--- Do this ---
The listing below is to be output in its exact form.

── Material ──

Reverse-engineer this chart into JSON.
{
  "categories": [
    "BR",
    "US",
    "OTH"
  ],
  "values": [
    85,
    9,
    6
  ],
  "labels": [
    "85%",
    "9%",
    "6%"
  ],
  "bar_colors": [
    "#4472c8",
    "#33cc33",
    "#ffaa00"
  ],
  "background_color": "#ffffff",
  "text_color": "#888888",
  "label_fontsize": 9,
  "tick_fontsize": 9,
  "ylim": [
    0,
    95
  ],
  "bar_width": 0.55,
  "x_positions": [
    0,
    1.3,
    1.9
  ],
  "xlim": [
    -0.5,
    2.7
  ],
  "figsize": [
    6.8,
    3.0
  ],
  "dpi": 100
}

───

--- Result of the exercise ---
Reverse-engineer this chart into JSON.
{
  "categories": [
    "BR",
    "US",
    "OTH"
  ],
  "values": [
    85,
    9,
    6
  ],
  "labels": [
    "85%",
    "9%",
    "6%"
  ],
  "bar_colors": [
    "#4472c8",
    "#33cc33",
    "#ffaa00"
  ],
  "background_color": "#ffffff",
  "text_color": "#888888",
  "label_fontsize": 9,
  "tick_fontsize": 9,
  "ylim": [
    0,
    95
  ],
  "bar_width": 0.55,
  "x_positions": [
    0,
    1.3,
    1.9
  ],
  "xlim": [
    -0.5,
    2.7
  ],
  "figsize": [
    6.8,
    3.0
  ],
  "dpi": 100
}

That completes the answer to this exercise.